EXERCISE TASK
Duplicate the lines below, from the line with "close-icon[interactable]: ×: [372, 4, 385, 23]" to the line with "table-header: Name Article".
------------------------
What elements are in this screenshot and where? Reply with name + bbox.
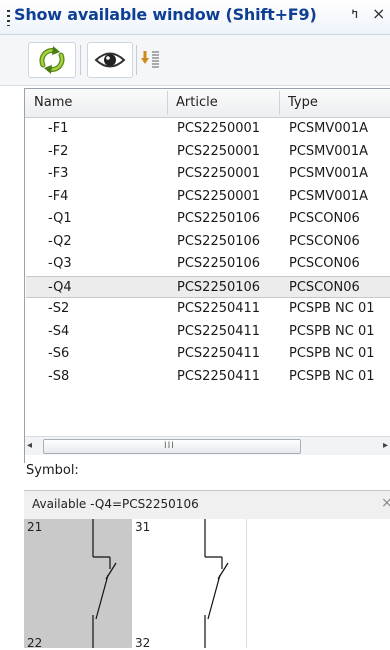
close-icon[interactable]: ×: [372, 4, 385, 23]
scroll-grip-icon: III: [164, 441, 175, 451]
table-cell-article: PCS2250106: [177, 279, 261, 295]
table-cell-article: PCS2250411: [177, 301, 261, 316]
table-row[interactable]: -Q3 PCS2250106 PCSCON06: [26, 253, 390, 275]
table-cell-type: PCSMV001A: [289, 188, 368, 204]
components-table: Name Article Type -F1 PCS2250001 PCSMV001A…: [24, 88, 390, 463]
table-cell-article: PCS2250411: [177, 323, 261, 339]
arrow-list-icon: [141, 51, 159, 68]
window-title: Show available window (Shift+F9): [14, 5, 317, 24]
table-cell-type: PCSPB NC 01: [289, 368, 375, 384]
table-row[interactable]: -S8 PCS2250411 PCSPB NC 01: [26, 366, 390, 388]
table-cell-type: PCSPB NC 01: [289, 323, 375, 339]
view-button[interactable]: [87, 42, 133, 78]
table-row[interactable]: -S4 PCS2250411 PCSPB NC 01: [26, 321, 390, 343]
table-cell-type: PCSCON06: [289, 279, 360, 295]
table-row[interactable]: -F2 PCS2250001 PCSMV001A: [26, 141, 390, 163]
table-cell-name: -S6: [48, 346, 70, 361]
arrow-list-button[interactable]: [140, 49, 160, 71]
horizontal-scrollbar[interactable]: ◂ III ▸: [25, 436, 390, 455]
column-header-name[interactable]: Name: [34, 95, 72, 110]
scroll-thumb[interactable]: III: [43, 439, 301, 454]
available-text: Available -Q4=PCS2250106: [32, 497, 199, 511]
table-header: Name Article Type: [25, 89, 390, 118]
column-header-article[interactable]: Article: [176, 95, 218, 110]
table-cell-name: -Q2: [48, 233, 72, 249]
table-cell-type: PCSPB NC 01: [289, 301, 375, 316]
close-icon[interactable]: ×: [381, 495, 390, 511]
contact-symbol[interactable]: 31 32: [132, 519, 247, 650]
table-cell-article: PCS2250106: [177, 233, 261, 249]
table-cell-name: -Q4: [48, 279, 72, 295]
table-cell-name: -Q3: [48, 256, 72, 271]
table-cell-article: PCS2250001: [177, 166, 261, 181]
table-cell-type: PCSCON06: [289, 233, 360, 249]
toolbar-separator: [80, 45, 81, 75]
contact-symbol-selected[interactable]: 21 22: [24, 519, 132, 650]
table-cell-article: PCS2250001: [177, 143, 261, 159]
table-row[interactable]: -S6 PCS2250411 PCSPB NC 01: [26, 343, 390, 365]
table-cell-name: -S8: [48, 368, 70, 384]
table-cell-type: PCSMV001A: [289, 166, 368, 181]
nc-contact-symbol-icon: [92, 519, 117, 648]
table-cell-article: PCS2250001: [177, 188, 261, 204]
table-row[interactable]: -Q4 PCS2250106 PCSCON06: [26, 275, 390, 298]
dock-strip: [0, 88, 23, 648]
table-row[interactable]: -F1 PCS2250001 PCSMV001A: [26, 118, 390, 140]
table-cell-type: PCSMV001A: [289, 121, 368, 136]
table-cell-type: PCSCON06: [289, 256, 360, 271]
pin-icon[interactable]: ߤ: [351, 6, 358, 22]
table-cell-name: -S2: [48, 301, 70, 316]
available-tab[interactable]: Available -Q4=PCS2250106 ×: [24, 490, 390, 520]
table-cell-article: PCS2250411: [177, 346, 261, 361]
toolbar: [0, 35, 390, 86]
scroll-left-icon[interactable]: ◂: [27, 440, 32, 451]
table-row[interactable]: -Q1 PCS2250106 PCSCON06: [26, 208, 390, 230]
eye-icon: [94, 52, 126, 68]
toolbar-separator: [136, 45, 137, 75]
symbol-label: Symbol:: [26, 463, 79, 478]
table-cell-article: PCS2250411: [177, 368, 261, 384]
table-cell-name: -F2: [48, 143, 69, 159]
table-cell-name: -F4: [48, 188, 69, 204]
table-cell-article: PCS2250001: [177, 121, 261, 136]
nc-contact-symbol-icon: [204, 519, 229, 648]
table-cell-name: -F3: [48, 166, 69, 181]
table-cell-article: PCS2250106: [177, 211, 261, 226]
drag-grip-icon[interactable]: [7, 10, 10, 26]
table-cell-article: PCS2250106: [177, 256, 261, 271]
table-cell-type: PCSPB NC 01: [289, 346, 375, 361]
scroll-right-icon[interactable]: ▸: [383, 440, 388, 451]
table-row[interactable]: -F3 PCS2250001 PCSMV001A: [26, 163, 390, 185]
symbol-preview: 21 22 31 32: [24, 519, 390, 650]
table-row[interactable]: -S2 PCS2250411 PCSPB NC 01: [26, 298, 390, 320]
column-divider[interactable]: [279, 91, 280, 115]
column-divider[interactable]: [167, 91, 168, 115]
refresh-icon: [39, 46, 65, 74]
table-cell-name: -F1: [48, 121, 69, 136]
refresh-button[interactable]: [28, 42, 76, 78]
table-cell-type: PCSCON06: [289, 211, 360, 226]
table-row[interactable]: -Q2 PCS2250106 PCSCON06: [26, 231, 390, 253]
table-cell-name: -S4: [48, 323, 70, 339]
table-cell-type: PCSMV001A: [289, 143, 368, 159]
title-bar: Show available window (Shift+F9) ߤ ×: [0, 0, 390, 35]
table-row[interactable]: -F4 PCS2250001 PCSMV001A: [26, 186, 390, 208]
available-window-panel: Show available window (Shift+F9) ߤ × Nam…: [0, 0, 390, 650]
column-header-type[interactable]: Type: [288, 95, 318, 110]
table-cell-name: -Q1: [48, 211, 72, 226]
------------------------
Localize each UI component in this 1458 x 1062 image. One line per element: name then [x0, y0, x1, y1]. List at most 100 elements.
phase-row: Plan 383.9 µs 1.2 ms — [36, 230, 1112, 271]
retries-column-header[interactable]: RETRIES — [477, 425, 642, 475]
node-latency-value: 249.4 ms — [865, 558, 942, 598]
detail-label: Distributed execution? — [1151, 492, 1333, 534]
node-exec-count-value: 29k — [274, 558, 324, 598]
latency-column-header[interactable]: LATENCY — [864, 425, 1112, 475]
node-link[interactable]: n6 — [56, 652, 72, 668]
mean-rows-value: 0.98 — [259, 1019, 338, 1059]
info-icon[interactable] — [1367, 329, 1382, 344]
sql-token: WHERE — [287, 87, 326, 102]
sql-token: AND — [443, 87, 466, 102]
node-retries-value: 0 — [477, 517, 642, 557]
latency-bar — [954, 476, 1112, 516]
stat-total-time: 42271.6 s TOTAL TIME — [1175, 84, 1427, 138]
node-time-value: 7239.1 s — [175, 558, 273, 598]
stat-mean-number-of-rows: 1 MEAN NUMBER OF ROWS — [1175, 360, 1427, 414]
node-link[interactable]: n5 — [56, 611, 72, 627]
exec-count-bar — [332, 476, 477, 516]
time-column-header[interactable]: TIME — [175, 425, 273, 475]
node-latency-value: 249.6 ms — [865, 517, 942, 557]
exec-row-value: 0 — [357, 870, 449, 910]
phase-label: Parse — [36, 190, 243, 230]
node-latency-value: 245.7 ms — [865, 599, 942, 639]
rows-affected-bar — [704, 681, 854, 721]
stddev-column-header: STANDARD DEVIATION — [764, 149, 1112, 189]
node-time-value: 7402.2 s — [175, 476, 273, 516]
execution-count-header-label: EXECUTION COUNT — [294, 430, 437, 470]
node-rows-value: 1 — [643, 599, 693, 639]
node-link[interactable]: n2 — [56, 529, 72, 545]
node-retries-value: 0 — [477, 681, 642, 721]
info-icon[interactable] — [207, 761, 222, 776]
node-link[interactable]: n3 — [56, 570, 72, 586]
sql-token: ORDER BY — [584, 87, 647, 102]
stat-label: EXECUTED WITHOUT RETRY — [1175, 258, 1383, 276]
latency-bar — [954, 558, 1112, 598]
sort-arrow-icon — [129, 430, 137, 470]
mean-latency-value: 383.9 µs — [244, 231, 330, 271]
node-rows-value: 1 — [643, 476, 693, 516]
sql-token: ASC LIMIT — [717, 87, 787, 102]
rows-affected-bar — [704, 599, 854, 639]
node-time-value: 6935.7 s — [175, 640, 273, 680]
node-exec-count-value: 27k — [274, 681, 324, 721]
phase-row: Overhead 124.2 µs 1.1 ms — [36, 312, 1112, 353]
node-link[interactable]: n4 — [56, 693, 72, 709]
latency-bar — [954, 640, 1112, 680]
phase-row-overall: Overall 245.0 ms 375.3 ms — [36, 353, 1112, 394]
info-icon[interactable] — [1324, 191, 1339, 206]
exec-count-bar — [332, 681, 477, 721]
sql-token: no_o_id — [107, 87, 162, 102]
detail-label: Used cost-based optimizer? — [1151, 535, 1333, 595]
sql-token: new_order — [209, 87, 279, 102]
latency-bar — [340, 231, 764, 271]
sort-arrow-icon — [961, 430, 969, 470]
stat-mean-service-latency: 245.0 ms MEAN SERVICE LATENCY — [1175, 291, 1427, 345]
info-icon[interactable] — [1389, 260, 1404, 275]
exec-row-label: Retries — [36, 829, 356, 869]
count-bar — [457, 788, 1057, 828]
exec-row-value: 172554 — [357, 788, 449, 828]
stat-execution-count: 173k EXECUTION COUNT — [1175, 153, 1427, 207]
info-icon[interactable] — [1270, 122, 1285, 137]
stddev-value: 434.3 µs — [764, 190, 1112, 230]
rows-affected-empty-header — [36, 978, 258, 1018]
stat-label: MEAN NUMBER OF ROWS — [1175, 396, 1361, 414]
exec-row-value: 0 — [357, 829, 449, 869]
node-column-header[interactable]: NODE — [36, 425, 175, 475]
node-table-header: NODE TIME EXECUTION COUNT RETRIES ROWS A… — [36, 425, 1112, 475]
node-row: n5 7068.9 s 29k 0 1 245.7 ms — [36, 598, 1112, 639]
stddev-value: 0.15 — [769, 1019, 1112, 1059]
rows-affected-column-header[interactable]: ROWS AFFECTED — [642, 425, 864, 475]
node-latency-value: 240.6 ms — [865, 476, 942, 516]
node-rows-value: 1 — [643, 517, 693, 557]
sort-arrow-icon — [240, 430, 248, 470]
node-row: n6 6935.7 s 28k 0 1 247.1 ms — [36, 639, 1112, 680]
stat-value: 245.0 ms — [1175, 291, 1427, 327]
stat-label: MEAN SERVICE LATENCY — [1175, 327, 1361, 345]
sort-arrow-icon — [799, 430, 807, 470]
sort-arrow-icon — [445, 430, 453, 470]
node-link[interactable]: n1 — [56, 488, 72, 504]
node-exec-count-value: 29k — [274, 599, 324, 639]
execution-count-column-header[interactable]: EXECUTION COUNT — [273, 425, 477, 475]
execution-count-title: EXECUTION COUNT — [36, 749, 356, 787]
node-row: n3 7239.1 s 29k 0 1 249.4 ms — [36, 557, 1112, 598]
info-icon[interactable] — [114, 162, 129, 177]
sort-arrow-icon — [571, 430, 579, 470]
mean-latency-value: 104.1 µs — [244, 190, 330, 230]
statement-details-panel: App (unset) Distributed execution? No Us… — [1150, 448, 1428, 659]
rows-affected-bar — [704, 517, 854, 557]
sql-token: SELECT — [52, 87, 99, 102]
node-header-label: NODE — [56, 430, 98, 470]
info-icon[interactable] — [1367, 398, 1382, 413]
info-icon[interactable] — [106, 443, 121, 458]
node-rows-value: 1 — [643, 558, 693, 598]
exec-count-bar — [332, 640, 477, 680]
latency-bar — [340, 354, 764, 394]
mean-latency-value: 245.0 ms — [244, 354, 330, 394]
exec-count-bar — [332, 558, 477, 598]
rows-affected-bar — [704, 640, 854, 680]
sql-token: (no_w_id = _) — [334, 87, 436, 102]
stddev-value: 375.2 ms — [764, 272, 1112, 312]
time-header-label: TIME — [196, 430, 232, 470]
------------------------
OUTPUT FOR THIS EXERCISE
close-icon[interactable]: ×: [372, 4, 385, 23]
scroll-grip-icon: III: [164, 441, 175, 451]
table-cell-article: PCS2250106: [177, 279, 261, 295]
table-cell-article: PCS2250411: [177, 301, 261, 316]
table-row[interactable]: -Q3 PCS2250106 PCSCON06: [26, 253, 390, 275]
table-cell-type: PCSMV001A: [289, 188, 368, 204]
components-table: Name Article Type -F1 PCS2250001 PCSMV001A…: [24, 88, 390, 463]
table-cell-article: PCS2250411: [177, 323, 261, 339]
arrow-list-icon: [141, 51, 159, 68]
window-title: Show available window (Shift+F9): [14, 5, 317, 24]
table-cell-type: PCSPB NC 01: [289, 368, 375, 384]
table-row[interactable]: -S8 PCS2250411 PCSPB NC 01: [26, 366, 390, 388]
table-cell-type: PCSPB NC 01: [289, 323, 375, 339]
view-button[interactable]: [87, 42, 133, 78]
table-row[interactable]: -S4 PCS2250411 PCSPB NC 01: [26, 321, 390, 343]
table-cell-type: PCSCON06: [289, 279, 360, 295]
table-row[interactable]: -F2 PCS2250001 PCSMV001A: [26, 141, 390, 163]
table-cell-name: -S6: [48, 346, 70, 361]
arrow-list-button[interactable]: [140, 49, 160, 71]
horizontal-scrollbar[interactable]: ◂ III ▸: [25, 436, 390, 455]
column-header-name[interactable]: Name: [34, 95, 72, 110]
scroll-thumb[interactable]: III: [43, 439, 301, 454]
available-text: Available -Q4=PCS2250106: [32, 497, 199, 511]
table-header: Name Article Type: [25, 89, 390, 118]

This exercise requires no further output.